··· Data to process

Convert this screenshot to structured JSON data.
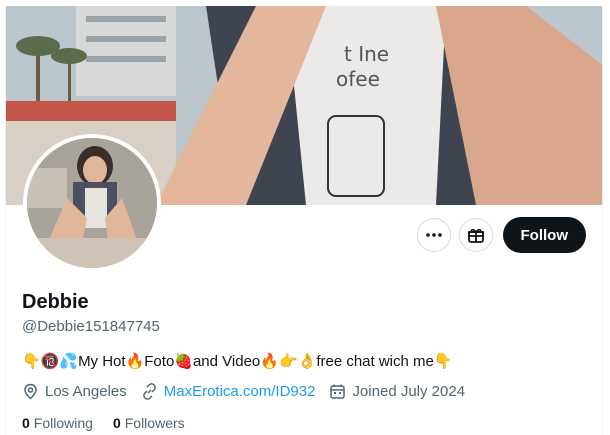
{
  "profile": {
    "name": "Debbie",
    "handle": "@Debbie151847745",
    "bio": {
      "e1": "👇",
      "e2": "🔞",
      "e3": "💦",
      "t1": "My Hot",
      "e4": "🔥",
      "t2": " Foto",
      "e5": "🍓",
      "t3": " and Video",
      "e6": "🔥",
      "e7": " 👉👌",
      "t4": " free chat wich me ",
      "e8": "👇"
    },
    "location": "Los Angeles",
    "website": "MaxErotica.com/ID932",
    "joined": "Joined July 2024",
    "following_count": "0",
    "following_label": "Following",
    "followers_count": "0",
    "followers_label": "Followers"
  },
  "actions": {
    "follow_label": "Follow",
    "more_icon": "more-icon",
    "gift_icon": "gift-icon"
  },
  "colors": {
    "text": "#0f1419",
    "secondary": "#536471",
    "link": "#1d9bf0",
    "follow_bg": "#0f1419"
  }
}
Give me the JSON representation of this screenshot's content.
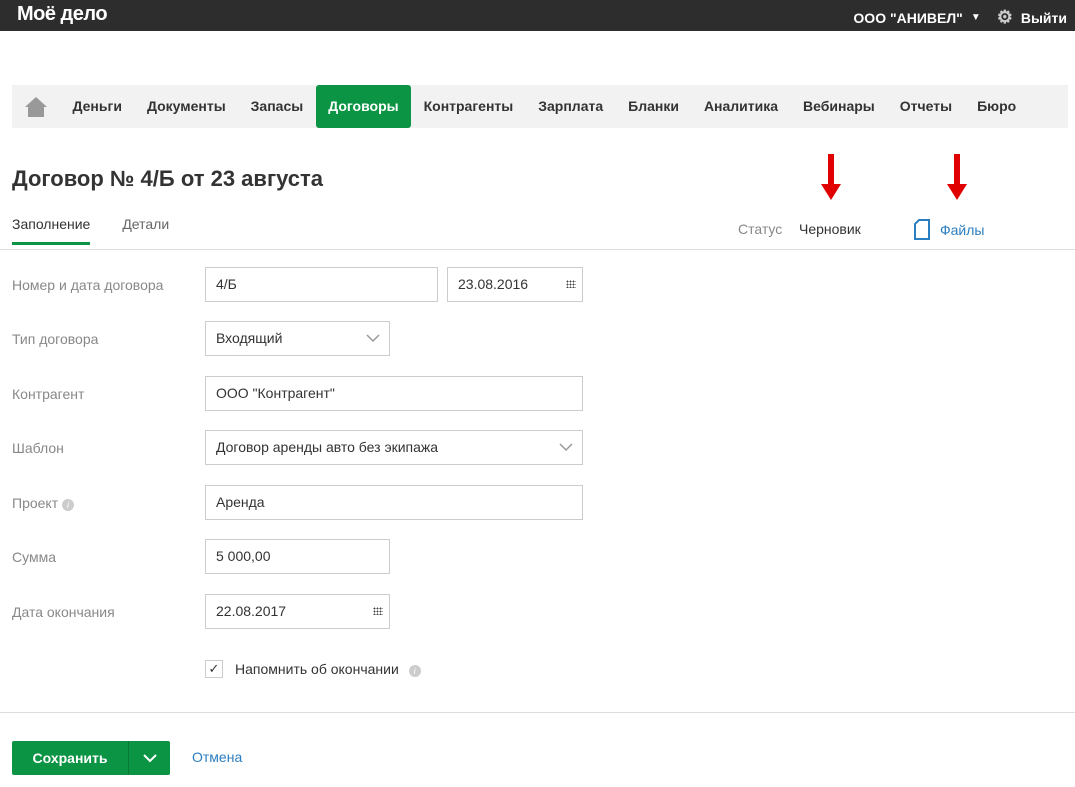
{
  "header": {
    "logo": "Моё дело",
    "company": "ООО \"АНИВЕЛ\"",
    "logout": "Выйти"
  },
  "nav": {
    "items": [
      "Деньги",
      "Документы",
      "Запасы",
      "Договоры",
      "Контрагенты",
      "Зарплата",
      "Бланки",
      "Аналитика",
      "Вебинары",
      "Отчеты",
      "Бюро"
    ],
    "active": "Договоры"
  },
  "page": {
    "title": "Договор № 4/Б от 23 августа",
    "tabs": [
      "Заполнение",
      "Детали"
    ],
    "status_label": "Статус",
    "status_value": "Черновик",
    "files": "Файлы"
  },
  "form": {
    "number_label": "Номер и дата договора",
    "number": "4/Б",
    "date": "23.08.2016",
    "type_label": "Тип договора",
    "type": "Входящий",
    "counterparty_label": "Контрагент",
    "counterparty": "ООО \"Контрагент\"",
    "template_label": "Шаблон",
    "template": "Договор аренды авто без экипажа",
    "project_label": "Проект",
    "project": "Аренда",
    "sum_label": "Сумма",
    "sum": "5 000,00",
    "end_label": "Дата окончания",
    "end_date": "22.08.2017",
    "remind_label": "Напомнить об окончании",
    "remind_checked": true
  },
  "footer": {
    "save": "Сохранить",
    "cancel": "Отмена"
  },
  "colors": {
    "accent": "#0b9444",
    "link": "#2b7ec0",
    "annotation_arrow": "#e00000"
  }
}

······
··· Data to process

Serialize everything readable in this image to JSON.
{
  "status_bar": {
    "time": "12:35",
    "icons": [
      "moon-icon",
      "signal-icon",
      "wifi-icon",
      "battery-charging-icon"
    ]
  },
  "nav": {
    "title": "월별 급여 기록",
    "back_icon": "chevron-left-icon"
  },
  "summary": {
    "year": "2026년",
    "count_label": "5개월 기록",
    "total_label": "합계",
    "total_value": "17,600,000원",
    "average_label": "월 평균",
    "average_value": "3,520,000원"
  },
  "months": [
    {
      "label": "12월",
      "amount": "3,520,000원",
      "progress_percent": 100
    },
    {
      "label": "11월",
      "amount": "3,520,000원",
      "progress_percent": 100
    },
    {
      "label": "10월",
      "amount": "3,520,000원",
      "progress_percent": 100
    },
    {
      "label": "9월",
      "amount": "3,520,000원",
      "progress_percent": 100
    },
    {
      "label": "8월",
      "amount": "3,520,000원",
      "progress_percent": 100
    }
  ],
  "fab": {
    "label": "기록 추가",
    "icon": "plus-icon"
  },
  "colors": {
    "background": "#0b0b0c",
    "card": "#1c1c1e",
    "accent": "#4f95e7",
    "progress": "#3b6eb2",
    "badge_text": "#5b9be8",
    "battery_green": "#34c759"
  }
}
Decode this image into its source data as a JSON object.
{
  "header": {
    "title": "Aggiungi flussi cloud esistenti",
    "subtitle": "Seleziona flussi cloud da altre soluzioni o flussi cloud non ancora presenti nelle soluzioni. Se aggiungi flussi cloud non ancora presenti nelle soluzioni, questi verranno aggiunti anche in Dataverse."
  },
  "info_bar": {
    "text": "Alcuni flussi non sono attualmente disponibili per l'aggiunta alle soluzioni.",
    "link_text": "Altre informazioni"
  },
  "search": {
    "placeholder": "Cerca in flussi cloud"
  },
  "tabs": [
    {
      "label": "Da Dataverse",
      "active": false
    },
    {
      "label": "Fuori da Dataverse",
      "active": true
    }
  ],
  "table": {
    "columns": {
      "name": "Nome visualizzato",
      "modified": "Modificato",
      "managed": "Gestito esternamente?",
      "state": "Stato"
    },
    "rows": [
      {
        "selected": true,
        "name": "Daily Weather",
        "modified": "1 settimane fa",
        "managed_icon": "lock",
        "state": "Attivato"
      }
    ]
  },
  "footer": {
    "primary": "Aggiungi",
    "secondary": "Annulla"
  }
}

······

__Your instructions__: Give solely the number of lines in the data that contain the string "true".

__Task answer__: 3